**LISTED ENTRIES:**
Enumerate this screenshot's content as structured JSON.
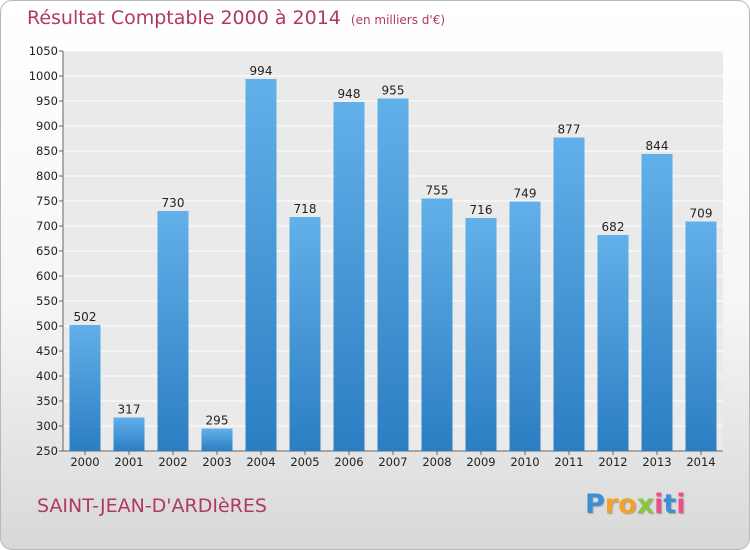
{
  "chart_data": {
    "type": "bar",
    "title": "Résultat Comptable 2000 à 2014",
    "unit_note": "(en milliers d'€)",
    "categories": [
      "2000",
      "2001",
      "2002",
      "2003",
      "2004",
      "2005",
      "2006",
      "2007",
      "2008",
      "2009",
      "2010",
      "2011",
      "2012",
      "2013",
      "2014"
    ],
    "values": [
      502,
      317,
      730,
      295,
      994,
      718,
      948,
      955,
      755,
      716,
      749,
      877,
      682,
      844,
      709
    ],
    "ylim": [
      250,
      1050
    ],
    "yticks": [
      250,
      300,
      350,
      400,
      450,
      500,
      550,
      600,
      650,
      700,
      750,
      800,
      850,
      900,
      950,
      1000,
      1050
    ],
    "grid": true,
    "xlabel": "",
    "ylabel": "",
    "bar_color_light": "#62b0ea",
    "bar_color_dark": "#2b7ec2",
    "title_color": "#b03a5b"
  },
  "footer": {
    "commune": "SAINT-JEAN-D'ARDIèRES",
    "brand_letters": [
      {
        "ch": "P",
        "color": "#3a8fd6"
      },
      {
        "ch": "r",
        "color": "#f2a12a"
      },
      {
        "ch": "o",
        "color": "#f2a12a"
      },
      {
        "ch": "x",
        "color": "#8cc63f"
      },
      {
        "ch": "i",
        "color": "#e94f8a"
      },
      {
        "ch": "t",
        "color": "#3a8fd6"
      },
      {
        "ch": "i",
        "color": "#e94f8a"
      }
    ]
  }
}
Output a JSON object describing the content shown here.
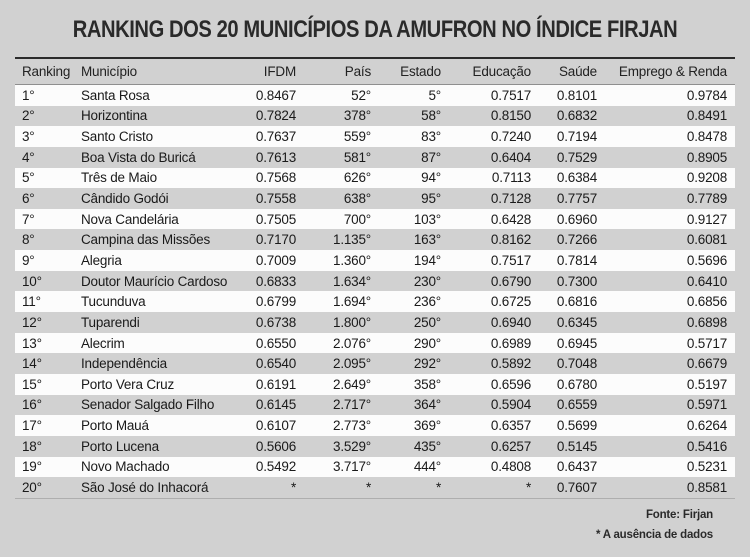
{
  "chart_data": {
    "type": "table",
    "title": "RANKING DOS 20 MUNICÍPIOS DA AMUFRON NO ÍNDICE FIRJAN",
    "columns": [
      "Ranking",
      "Município",
      "IFDM",
      "País",
      "Estado",
      "Educação",
      "Saúde",
      "Emprego & Renda"
    ],
    "rows": [
      [
        "1°",
        "Santa Rosa",
        "0.8467",
        "52°",
        "5°",
        "0.7517",
        "0.8101",
        "0.9784"
      ],
      [
        "2°",
        "Horizontina",
        "0.7824",
        "378°",
        "58°",
        "0.8150",
        "0.6832",
        "0.8491"
      ],
      [
        "3°",
        "Santo Cristo",
        "0.7637",
        "559°",
        "83°",
        "0.7240",
        "0.7194",
        "0.8478"
      ],
      [
        "4°",
        "Boa Vista do Buricá",
        "0.7613",
        "581°",
        "87°",
        "0.6404",
        "0.7529",
        "0.8905"
      ],
      [
        "5°",
        "Três de Maio",
        "0.7568",
        "626°",
        "94°",
        "0.7113",
        "0.6384",
        "0.9208"
      ],
      [
        "6°",
        "Cândido Godói",
        "0.7558",
        "638°",
        "95°",
        "0.7128",
        "0.7757",
        "0.7789"
      ],
      [
        "7°",
        "Nova Candelária",
        "0.7505",
        "700°",
        "103°",
        "0.6428",
        "0.6960",
        "0.9127"
      ],
      [
        "8°",
        "Campina das Missões",
        "0.7170",
        "1.135°",
        "163°",
        "0.8162",
        "0.7266",
        "0.6081"
      ],
      [
        "9°",
        "Alegria",
        "0.7009",
        "1.360°",
        "194°",
        "0.7517",
        "0.7814",
        "0.5696"
      ],
      [
        "10°",
        "Doutor Maurício Cardoso",
        "0.6833",
        "1.634°",
        "230°",
        "0.6790",
        "0.7300",
        "0.6410"
      ],
      [
        "11°",
        "Tucunduva",
        "0.6799",
        "1.694°",
        "236°",
        "0.6725",
        "0.6816",
        "0.6856"
      ],
      [
        "12°",
        "Tuparendi",
        "0.6738",
        "1.800°",
        "250°",
        "0.6940",
        "0.6345",
        "0.6898"
      ],
      [
        "13°",
        "Alecrim",
        "0.6550",
        "2.076°",
        "290°",
        "0.6989",
        "0.6945",
        "0.5717"
      ],
      [
        "14°",
        "Independência",
        "0.6540",
        "2.095°",
        "292°",
        "0.5892",
        "0.7048",
        "0.6679"
      ],
      [
        "15°",
        "Porto Vera Cruz",
        "0.6191",
        "2.649°",
        "358°",
        "0.6596",
        "0.6780",
        "0.5197"
      ],
      [
        "16°",
        "Senador Salgado Filho",
        "0.6145",
        "2.717°",
        "364°",
        "0.5904",
        "0.6559",
        "0.5971"
      ],
      [
        "17°",
        "Porto Mauá",
        "0.6107",
        "2.773°",
        "369°",
        "0.6357",
        "0.5699",
        "0.6264"
      ],
      [
        "18°",
        "Porto Lucena",
        "0.5606",
        "3.529°",
        "435°",
        "0.6257",
        "0.5145",
        "0.5416"
      ],
      [
        "19°",
        "Novo Machado",
        "0.5492",
        "3.717°",
        "444°",
        "0.4808",
        "0.6437",
        "0.5231"
      ],
      [
        "20°",
        "São José do Inhacorá",
        "*",
        "*",
        "*",
        "*",
        "0.7607",
        "0.8581"
      ]
    ],
    "source": "Fonte: Firjan",
    "footnote": "* A ausência de dados"
  },
  "colors": {
    "page_background": "#d1d1d1",
    "row_white": "#fcfcfc",
    "header_top_border": "#2b2b2b",
    "text": "#1a1a1a"
  }
}
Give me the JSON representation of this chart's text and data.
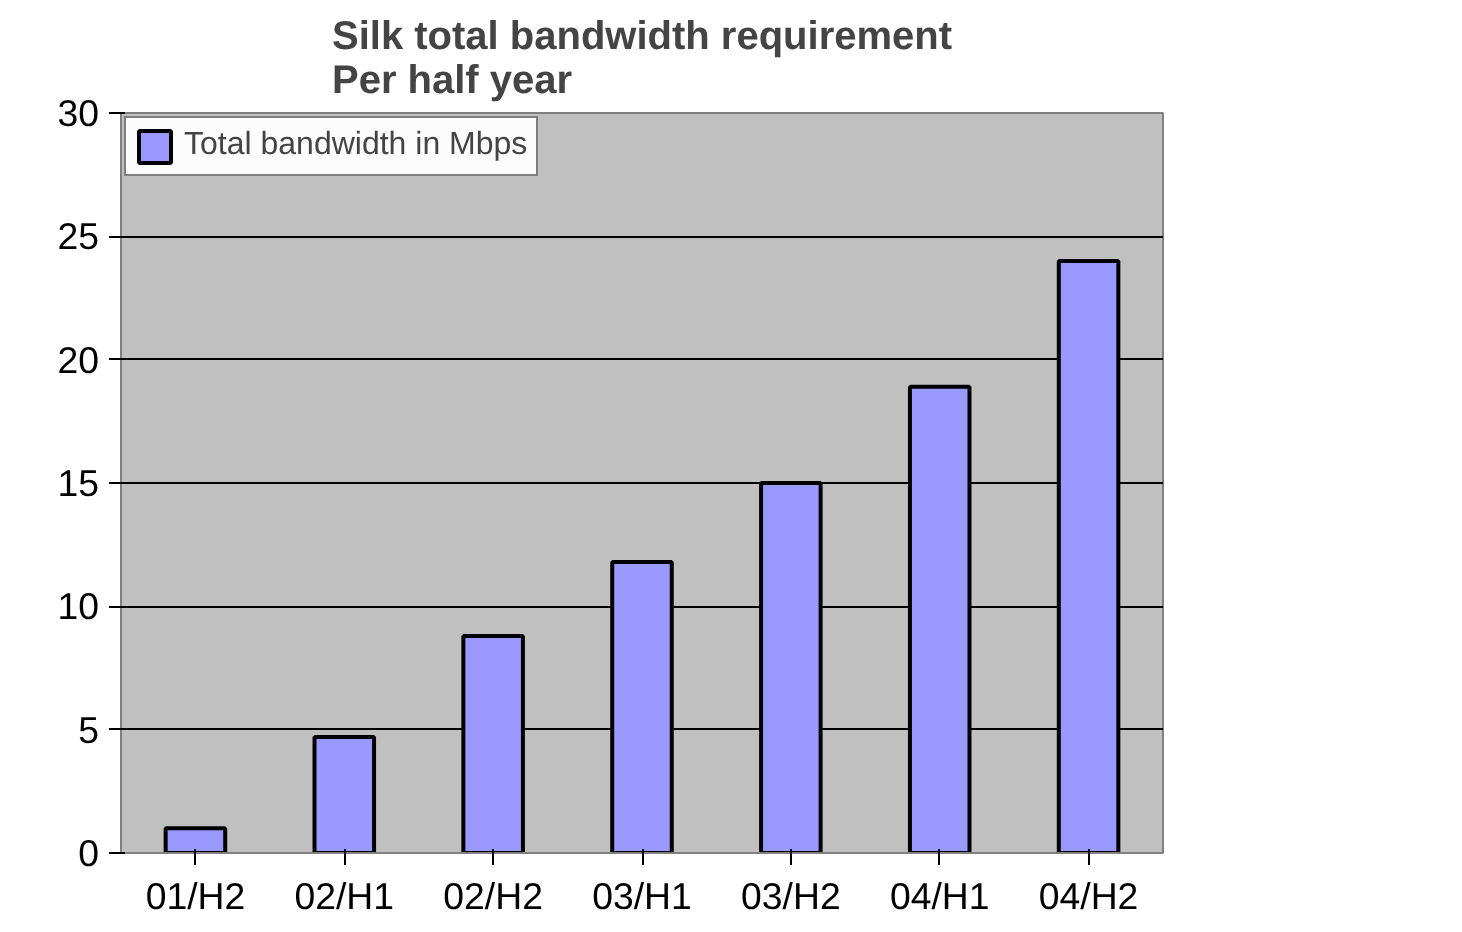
{
  "chart_data": {
    "type": "bar",
    "title": "Silk total bandwidth requirement\nPer half year",
    "categories": [
      "01/H2",
      "02/H1",
      "02/H2",
      "03/H1",
      "03/H2",
      "04/H1",
      "04/H2"
    ],
    "series": [
      {
        "name": "Total bandwidth in Mbps",
        "color": "#9999ff",
        "values": [
          1,
          4.7,
          8.8,
          11.8,
          15,
          18.9,
          24
        ]
      }
    ],
    "ylim": [
      0,
      30
    ],
    "yticks": [
      0,
      5,
      10,
      15,
      20,
      25,
      30
    ],
    "grid": "y",
    "legend": "top left"
  }
}
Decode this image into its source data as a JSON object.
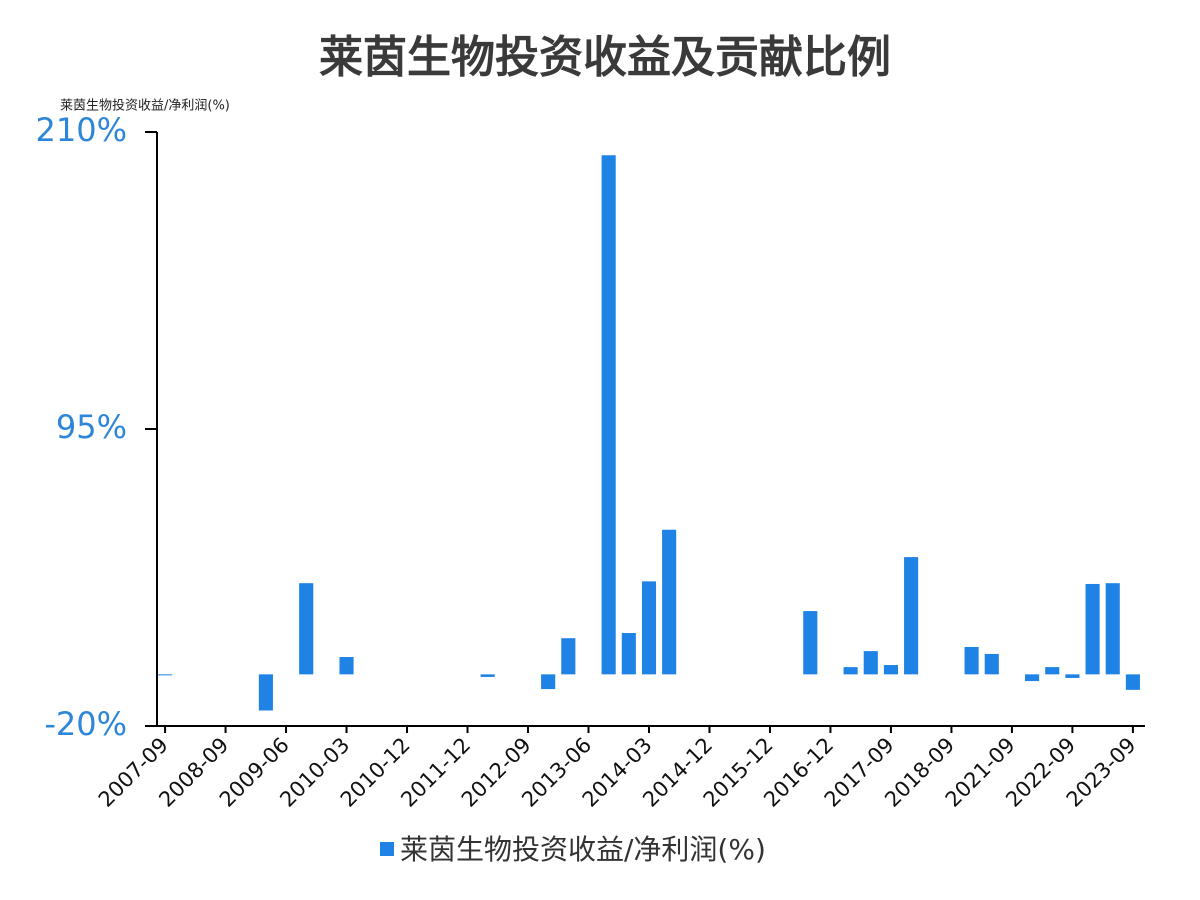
{
  "chart_data": {
    "type": "bar",
    "title": "莱茵生物投资收益及贡献比例",
    "y_label": "莱茵生物投资收益/净利润(%)",
    "categories": [
      "2007-09",
      null,
      null,
      "2008-09",
      null,
      null,
      "2009-06",
      null,
      null,
      "2010-03",
      null,
      null,
      "2010-12",
      null,
      null,
      "2011-12",
      null,
      null,
      "2012-09",
      null,
      null,
      "2013-06",
      null,
      null,
      "2014-03",
      null,
      null,
      "2014-12",
      null,
      null,
      "2015-12",
      null,
      null,
      "2016-12",
      null,
      null,
      "2017-09",
      null,
      null,
      "2018-09",
      null,
      null,
      "2021-09",
      null,
      null,
      "2022-09",
      null,
      null,
      "2023-09"
    ],
    "series": [
      {
        "name": "莱茵生物投资收益/净利润(%)",
        "color": "#1f83e6",
        "values": [
          0,
          null,
          null,
          null,
          null,
          -14,
          null,
          35.3,
          null,
          6.7,
          null,
          null,
          null,
          null,
          null,
          null,
          -1,
          null,
          null,
          -5.7,
          14,
          null,
          201,
          16,
          36,
          56,
          null,
          null,
          null,
          null,
          null,
          null,
          24.5,
          null,
          2.8,
          9,
          3.6,
          45.4,
          null,
          null,
          10.6,
          7.9,
          null,
          -2.6,
          2.8,
          -1.4,
          35,
          35.3,
          -6
        ]
      }
    ],
    "ylim": [
      -20,
      210
    ],
    "yticks": [
      {
        "value": -20,
        "label": "-20%"
      },
      {
        "value": 95,
        "label": "95%"
      },
      {
        "value": 210,
        "label": "210%"
      }
    ],
    "grid": false,
    "legend": "bottom"
  }
}
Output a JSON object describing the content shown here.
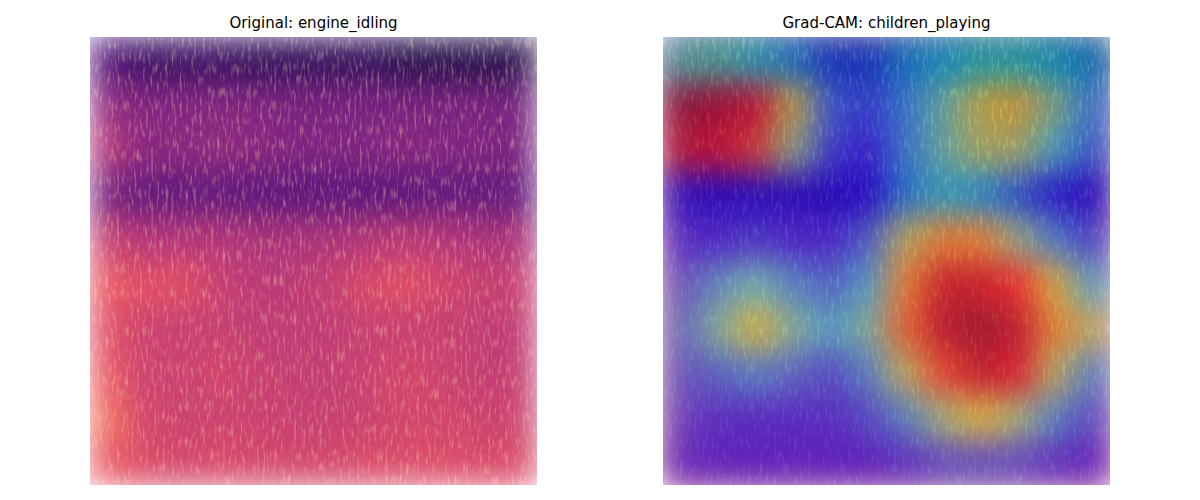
{
  "chart_data": [
    {
      "type": "heatmap",
      "title": "Original: engine_idling",
      "tick_labels": false,
      "clim": [
        0,
        1
      ],
      "cells": [
        [
          0.25,
          0.2,
          0.2,
          0.2,
          0.18,
          0.18,
          0.18,
          0.18,
          0.15,
          0.15,
          0.15,
          0.15
        ],
        [
          0.42,
          0.38,
          0.38,
          0.38,
          0.38,
          0.36,
          0.36,
          0.36,
          0.36,
          0.36,
          0.36,
          0.35
        ],
        [
          0.5,
          0.4,
          0.4,
          0.42,
          0.4,
          0.38,
          0.38,
          0.38,
          0.4,
          0.38,
          0.38,
          0.36
        ],
        [
          0.35,
          0.3,
          0.3,
          0.3,
          0.28,
          0.28,
          0.28,
          0.28,
          0.28,
          0.3,
          0.3,
          0.3
        ],
        [
          0.55,
          0.5,
          0.5,
          0.5,
          0.48,
          0.48,
          0.48,
          0.5,
          0.52,
          0.5,
          0.48,
          0.48
        ],
        [
          0.65,
          0.62,
          0.62,
          0.55,
          0.52,
          0.52,
          0.55,
          0.6,
          0.62,
          0.58,
          0.55,
          0.55
        ],
        [
          0.62,
          0.56,
          0.55,
          0.55,
          0.53,
          0.53,
          0.53,
          0.55,
          0.55,
          0.55,
          0.53,
          0.53
        ],
        [
          0.65,
          0.56,
          0.56,
          0.58,
          0.55,
          0.54,
          0.54,
          0.56,
          0.58,
          0.56,
          0.54,
          0.54
        ],
        [
          0.7,
          0.58,
          0.56,
          0.56,
          0.56,
          0.55,
          0.55,
          0.56,
          0.58,
          0.58,
          0.56,
          0.56
        ],
        [
          0.65,
          0.6,
          0.58,
          0.6,
          0.58,
          0.58,
          0.58,
          0.6,
          0.6,
          0.6,
          0.6,
          0.6
        ]
      ]
    },
    {
      "type": "overlay",
      "title": "Grad-CAM: children_playing",
      "tick_labels": false,
      "clim": [
        0,
        1
      ],
      "cells": [
        [
          0.45,
          0.45,
          0.4,
          0.3,
          0.2,
          0.2,
          0.3,
          0.35,
          0.4,
          0.4,
          0.35,
          0.3
        ],
        [
          1.0,
          0.95,
          0.9,
          0.6,
          0.25,
          0.2,
          0.3,
          0.45,
          0.6,
          0.65,
          0.5,
          0.3
        ],
        [
          0.95,
          0.9,
          0.8,
          0.5,
          0.2,
          0.15,
          0.3,
          0.45,
          0.55,
          0.55,
          0.4,
          0.25
        ],
        [
          0.1,
          0.1,
          0.1,
          0.1,
          0.1,
          0.12,
          0.3,
          0.4,
          0.35,
          0.25,
          0.15,
          0.1
        ],
        [
          0.15,
          0.15,
          0.18,
          0.15,
          0.15,
          0.25,
          0.55,
          0.7,
          0.7,
          0.5,
          0.3,
          0.2
        ],
        [
          0.2,
          0.3,
          0.4,
          0.3,
          0.25,
          0.35,
          0.7,
          0.95,
          0.95,
          0.85,
          0.6,
          0.35
        ],
        [
          0.25,
          0.45,
          0.6,
          0.45,
          0.35,
          0.45,
          0.75,
          0.95,
          1.0,
          0.95,
          0.7,
          0.55
        ],
        [
          0.2,
          0.25,
          0.3,
          0.25,
          0.2,
          0.3,
          0.55,
          0.8,
          0.95,
          0.9,
          0.55,
          0.3
        ],
        [
          0.15,
          0.15,
          0.15,
          0.15,
          0.15,
          0.2,
          0.3,
          0.5,
          0.6,
          0.5,
          0.3,
          0.2
        ],
        [
          0.12,
          0.12,
          0.12,
          0.12,
          0.12,
          0.12,
          0.15,
          0.2,
          0.2,
          0.2,
          0.15,
          0.12
        ]
      ]
    }
  ]
}
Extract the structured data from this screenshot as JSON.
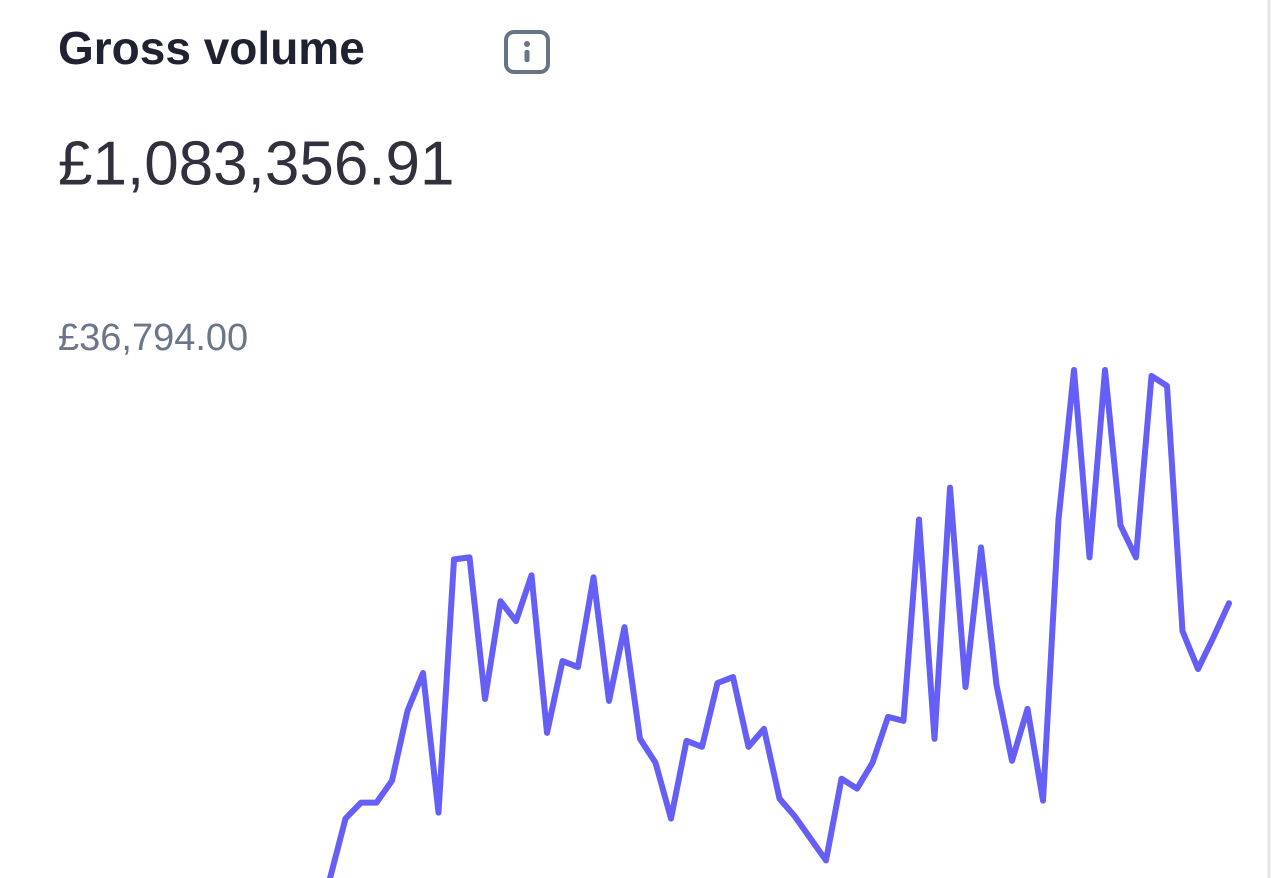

**DO THIS:**
Return from the data every line that holds "bandwidth".

**TASK RESULT:**
    "title": "Silk total bandwidth requirement\nPer half year",
        "name": "Total bandwidth in Mbps",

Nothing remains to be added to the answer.